Below are the records. Gather each line that holds "serviceProvider".

----- EXERCISE DATA -----

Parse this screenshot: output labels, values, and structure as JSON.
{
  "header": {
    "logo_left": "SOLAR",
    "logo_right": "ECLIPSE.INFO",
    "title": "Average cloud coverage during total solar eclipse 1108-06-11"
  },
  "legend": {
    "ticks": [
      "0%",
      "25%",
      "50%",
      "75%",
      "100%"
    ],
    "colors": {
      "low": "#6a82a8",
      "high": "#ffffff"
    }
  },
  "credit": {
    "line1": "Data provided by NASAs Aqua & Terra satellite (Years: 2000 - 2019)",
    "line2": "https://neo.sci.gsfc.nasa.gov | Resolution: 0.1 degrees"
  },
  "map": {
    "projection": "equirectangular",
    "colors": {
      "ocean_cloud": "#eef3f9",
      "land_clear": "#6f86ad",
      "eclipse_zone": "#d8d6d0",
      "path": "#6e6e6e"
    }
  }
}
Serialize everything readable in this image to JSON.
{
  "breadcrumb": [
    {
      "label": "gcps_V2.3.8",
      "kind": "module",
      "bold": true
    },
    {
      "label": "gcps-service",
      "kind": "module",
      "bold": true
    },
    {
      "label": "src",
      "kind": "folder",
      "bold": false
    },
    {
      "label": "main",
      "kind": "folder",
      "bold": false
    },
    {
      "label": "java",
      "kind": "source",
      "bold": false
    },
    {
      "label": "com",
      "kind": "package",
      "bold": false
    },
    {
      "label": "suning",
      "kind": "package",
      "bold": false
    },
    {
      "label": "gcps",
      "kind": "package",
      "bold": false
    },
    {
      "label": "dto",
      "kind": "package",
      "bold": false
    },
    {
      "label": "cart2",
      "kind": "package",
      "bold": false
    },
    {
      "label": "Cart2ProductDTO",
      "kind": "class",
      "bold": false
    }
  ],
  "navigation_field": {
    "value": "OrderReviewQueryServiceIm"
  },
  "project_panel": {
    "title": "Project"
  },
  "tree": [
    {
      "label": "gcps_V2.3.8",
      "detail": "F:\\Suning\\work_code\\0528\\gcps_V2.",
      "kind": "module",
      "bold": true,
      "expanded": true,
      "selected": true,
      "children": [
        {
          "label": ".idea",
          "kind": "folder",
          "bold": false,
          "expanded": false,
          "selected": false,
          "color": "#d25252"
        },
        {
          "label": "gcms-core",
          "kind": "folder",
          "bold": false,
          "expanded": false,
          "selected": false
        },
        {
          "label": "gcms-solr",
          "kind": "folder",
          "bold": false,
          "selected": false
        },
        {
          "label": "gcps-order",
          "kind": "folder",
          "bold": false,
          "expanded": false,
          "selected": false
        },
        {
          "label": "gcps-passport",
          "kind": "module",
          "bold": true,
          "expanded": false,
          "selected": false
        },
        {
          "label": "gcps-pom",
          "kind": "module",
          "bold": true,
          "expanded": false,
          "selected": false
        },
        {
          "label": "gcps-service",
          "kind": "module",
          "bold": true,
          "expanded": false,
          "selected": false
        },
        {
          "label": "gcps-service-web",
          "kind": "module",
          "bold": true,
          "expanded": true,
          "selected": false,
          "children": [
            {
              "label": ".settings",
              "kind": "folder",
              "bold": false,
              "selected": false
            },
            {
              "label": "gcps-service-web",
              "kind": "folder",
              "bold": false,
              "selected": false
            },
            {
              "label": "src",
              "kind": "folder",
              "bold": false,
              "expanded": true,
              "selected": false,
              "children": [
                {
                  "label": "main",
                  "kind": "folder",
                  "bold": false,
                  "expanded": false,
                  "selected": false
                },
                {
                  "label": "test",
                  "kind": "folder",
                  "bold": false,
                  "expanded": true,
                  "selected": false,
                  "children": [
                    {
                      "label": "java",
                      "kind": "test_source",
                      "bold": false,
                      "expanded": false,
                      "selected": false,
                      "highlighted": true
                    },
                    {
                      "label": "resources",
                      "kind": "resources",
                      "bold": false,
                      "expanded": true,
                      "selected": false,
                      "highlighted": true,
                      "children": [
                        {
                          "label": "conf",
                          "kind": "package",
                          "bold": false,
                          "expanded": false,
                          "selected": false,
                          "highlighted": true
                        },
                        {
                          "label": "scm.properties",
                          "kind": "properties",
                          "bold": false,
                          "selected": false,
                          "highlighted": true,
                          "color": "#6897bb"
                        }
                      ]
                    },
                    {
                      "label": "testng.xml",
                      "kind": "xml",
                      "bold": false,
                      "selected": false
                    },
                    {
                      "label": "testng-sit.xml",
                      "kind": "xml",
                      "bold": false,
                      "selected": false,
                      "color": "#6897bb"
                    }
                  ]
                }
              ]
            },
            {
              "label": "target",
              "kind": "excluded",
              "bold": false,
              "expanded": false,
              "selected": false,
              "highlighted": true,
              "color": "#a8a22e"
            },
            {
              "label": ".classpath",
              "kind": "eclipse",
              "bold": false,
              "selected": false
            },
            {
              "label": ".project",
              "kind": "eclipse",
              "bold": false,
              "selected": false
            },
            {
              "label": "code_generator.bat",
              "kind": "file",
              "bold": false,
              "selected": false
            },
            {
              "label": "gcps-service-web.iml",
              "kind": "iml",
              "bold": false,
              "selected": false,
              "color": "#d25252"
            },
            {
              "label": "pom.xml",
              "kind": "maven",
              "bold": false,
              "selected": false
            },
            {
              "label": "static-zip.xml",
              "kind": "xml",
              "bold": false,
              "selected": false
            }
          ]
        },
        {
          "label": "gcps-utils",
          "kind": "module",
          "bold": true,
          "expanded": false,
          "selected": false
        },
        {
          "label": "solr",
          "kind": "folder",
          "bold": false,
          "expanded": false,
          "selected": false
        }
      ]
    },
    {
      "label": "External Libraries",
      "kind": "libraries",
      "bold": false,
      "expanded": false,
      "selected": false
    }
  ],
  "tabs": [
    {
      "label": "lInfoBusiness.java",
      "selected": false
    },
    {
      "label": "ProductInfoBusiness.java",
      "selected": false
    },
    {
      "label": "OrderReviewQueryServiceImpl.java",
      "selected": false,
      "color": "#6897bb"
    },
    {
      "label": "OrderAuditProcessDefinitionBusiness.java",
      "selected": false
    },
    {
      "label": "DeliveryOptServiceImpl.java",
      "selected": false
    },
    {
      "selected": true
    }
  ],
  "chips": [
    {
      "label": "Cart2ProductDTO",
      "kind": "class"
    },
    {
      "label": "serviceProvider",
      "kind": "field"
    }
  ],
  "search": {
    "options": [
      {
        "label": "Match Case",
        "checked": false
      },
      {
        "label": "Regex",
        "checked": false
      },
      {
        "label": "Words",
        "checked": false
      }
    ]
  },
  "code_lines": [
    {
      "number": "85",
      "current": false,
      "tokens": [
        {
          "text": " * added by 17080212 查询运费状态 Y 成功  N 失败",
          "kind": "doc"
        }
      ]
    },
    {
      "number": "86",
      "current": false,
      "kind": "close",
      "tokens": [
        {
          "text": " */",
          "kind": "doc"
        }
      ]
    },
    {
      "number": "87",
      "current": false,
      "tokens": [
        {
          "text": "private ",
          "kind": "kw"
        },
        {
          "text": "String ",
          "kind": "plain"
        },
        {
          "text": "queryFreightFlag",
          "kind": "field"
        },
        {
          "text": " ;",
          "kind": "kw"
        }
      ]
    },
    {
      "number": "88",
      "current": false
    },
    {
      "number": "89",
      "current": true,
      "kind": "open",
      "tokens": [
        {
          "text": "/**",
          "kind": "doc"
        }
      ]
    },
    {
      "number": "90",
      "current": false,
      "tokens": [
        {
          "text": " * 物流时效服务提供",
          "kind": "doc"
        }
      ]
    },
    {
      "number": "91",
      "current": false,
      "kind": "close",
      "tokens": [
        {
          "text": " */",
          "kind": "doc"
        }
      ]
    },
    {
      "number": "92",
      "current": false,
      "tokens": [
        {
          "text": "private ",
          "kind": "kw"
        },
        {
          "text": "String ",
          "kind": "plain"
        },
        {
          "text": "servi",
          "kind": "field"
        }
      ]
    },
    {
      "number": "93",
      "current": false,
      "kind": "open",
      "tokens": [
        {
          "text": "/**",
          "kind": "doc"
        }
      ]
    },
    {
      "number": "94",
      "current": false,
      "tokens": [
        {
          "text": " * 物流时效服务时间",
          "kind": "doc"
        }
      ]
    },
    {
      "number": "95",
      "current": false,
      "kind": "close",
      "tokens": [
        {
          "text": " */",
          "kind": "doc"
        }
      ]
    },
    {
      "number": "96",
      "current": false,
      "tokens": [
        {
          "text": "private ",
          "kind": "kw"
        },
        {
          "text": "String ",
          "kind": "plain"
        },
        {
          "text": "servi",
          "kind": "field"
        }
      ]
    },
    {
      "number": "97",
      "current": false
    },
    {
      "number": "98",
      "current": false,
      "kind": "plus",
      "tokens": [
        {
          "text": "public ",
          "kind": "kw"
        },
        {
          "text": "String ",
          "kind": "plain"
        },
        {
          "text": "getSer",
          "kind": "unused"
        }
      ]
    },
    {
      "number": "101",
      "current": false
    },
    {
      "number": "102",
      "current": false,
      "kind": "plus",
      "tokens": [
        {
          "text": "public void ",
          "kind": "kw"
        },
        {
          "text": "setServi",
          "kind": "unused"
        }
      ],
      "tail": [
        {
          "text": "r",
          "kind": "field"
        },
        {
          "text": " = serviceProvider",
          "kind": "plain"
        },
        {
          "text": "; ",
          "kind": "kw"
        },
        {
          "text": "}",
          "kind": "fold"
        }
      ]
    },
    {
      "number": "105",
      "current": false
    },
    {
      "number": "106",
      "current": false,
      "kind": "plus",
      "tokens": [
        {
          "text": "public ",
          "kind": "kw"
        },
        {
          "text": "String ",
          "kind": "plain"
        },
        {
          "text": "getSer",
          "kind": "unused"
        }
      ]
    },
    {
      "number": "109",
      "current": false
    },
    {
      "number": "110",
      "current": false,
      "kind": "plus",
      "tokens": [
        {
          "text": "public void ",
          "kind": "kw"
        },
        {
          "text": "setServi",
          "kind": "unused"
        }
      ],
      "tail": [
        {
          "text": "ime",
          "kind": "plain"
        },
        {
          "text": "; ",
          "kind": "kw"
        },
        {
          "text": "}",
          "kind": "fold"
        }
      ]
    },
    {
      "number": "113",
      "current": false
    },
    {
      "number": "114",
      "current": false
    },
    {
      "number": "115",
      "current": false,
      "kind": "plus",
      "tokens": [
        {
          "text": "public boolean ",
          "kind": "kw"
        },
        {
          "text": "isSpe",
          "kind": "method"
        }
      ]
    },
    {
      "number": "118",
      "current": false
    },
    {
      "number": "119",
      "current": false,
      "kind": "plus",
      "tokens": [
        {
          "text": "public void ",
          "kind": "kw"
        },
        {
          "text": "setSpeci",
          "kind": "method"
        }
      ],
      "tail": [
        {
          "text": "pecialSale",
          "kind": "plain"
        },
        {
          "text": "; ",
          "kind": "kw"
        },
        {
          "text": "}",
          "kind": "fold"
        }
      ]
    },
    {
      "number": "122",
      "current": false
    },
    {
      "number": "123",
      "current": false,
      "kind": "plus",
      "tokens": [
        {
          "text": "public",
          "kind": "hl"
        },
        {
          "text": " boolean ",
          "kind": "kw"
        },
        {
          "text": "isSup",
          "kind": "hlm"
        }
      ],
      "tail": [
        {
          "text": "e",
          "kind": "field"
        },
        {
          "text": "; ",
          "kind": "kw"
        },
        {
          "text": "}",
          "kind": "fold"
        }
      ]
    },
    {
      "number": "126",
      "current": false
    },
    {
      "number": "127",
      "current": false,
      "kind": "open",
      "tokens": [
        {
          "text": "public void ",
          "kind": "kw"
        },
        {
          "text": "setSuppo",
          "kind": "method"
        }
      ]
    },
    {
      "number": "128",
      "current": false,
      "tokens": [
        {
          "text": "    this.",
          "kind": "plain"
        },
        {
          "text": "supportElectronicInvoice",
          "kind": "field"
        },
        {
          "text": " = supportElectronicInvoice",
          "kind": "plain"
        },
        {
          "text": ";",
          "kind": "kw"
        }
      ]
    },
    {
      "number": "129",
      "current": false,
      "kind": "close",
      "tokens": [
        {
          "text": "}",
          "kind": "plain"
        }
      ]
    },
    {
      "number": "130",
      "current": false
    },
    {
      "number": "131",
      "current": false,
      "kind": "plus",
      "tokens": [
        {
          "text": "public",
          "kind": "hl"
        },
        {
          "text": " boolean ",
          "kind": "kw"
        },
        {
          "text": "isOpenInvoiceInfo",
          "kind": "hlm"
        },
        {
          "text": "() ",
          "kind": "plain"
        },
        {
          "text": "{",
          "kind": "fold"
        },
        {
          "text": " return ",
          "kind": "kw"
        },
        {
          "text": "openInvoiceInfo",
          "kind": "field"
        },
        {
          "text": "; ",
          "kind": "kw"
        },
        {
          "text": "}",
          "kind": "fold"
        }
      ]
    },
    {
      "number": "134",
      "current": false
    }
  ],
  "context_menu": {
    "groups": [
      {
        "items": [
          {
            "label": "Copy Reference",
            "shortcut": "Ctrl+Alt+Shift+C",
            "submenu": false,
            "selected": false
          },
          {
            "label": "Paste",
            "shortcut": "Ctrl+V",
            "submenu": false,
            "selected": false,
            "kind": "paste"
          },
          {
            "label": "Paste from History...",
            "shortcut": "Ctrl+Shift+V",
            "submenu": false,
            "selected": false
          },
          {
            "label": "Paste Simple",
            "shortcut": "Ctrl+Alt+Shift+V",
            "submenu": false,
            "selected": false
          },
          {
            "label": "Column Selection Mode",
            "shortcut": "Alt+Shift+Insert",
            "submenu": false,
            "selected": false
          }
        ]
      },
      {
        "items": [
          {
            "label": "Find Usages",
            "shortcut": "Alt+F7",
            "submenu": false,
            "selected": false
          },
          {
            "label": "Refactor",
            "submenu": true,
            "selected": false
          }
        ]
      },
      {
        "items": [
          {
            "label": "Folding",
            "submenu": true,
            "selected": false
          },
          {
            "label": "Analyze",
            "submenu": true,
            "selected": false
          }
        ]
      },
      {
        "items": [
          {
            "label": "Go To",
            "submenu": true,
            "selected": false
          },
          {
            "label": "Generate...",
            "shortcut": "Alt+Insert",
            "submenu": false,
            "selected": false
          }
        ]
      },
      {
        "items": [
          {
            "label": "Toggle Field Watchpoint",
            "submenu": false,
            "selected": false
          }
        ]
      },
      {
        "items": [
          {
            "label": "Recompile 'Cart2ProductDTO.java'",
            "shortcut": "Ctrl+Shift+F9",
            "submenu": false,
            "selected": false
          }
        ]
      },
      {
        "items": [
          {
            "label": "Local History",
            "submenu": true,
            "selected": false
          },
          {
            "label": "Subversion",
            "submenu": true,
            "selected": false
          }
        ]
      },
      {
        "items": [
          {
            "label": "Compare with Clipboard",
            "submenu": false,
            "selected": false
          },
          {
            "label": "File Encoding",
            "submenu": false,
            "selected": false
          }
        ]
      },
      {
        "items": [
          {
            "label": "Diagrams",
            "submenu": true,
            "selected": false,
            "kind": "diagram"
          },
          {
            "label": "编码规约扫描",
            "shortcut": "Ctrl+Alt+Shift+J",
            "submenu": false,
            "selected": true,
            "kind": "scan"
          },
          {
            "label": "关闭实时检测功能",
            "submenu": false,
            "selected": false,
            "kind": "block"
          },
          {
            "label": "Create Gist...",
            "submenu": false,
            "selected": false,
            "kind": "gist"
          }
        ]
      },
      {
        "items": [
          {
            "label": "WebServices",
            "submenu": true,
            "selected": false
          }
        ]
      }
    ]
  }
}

-----

* SOLVED PROBLEM
      "label": "serviceProvider",
          "text": " = serviceProvider",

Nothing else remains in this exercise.